## Problem description
Recast the records below as a two-column CSV with the headers input and output, one row per record. Put each record's text in input and its answer in output, each as a single quoted field with line breaks replaced by spaces.

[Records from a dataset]
════════════════

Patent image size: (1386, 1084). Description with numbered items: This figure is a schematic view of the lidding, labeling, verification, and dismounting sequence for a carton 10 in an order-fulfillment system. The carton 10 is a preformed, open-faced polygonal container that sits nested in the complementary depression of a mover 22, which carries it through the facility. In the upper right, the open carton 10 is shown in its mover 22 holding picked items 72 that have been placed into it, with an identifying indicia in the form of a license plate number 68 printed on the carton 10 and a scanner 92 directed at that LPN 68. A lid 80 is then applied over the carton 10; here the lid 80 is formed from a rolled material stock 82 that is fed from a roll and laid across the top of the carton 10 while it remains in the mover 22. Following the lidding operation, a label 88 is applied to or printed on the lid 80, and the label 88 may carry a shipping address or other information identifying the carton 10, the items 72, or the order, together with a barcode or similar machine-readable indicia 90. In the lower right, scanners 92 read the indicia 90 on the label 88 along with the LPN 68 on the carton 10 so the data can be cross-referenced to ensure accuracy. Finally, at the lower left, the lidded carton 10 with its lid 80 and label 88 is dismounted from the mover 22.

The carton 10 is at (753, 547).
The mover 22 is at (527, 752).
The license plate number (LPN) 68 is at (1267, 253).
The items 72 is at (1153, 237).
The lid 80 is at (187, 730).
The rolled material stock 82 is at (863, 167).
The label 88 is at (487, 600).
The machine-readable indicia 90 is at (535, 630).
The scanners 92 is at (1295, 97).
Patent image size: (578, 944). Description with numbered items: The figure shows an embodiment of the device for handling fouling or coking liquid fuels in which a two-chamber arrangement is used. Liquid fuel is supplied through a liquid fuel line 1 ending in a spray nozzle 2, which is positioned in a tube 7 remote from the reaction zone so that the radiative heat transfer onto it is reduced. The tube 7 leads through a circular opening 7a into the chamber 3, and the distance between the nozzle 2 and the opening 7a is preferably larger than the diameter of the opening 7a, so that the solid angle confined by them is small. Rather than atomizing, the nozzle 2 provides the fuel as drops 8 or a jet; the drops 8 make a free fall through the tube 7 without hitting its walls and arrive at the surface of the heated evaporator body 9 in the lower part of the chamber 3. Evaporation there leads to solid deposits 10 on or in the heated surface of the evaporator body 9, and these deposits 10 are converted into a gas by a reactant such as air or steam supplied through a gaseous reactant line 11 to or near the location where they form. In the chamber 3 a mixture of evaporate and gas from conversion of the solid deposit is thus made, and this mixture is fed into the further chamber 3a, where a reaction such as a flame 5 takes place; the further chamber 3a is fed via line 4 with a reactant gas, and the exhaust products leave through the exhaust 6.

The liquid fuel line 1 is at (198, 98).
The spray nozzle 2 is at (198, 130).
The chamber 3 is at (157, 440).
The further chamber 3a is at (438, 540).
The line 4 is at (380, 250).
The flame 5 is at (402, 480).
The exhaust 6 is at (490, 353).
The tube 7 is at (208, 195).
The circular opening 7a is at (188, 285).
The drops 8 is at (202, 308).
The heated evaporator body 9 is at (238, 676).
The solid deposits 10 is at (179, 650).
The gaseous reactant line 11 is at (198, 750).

════════════════

## Correct output
input,output
"Patent image size: (1386, 1084). Description with numbered items: This figure is a schematic view of the lidding, labeling, verification, and dismounting sequence for a carton 10 in an order-fulfillment system. The carton 10 is a preformed, open-faced polygonal container that sits nested in the complementary depression of a mover 22, which carries it through the facility. In the upper right, the open carton 10 is shown in its mover 22 holding picked items 72 that have been placed into it, with an identifying indicia in the form of a license plate number 68 printed on the carton 10 and a scanner 92 directed at that LPN 68. A lid 80 is then applied over the carton 10; here the lid 80 is formed from a rolled material stock 82 that is fed from a roll and laid across the top of the carton 10 while it remains in the mover 22. Following the lidding operation, a label 88 is applied to or printed on the lid 80, and the label 88 may carry a shipping address or other information identifying the carton 10, the items 72, or the order, together with a barcode or similar machine-readable indicia 90. In the lower right, scanners 92 read the indicia 90 on the label 88 along with the LPN 68 on the carton 10 so the data can be cross-referenced to ensure accuracy. Finally, at the lower left, the lidded carton 10 with its lid 80 and label 88 is dismounted from the mover 22.","The carton 10 is at (753, 547). The mover 22 is at (527, 752). The license plate number (LPN) 68 is at (1267, 253). The items 72 is at (1153, 237). The lid 80 is at (187, 730). The rolled material stock 82 is at (863, 167). The label 88 is at (487, 600). The machine-readable indicia 90 is at (535, 630). The scanners 92 is at (1295, 97)."
"Patent image size: (578, 944). Description with numbered items: The figure shows an embodiment of the device for handling fouling or coking liquid fuels in which a two-chamber arrangement is used. Liquid fuel is supplied through a liquid fuel line 1 ending in a spray nozzle 2, which is positioned in a tube 7 remote from the reaction zone so that the radiative heat transfer onto it is reduced. The tube 7 leads through a circular opening 7a into the chamber 3, and the distance between the nozzle 2 and the opening 7a is preferably larger than the diameter of the opening 7a, so that the solid angle confined by them is small. Rather than atomizing, the nozzle 2 provides the fuel as drops 8 or a jet; the drops 8 make a free fall through the tube 7 without hitting its walls and arrive at the surface of the heated evaporator body 9 in the lower part of the chamber 3. Evaporation there leads to solid deposits 10 on or in the heated surface of the evaporator body 9, and these deposits 10 are converted into a gas by a reactant such as air or steam supplied through a gaseous reactant line 11 to or near the location where they form. In the chamber 3 a mixture of evaporate and gas from conversion of the solid deposit is thus made, and this mixture is fed into the further chamber 3a, where a reaction such as a flame 5 takes place; the further chamber 3a is fed via line 4 with a reactant gas, and the exhaust products leave through the exhaust 6.","The liquid fuel line 1 is at (198, 98). The spray nozzle 2 is at (198, 130). The chamber 3 is at (157, 440). The further chamber 3a is at (438, 540). The line 4 is at (380, 250). The flame 5 is at (402, 480). The exhaust 6 is at (490, 353). The tube 7 is at (208, 195). The circular opening 7a is at (188, 285). The drops 8 is at (202, 308). The heated evaporator body 9 is at (238, 676). The solid deposits 10 is at (179, 650). The gaseous reactant line 11 is at (198, 750)."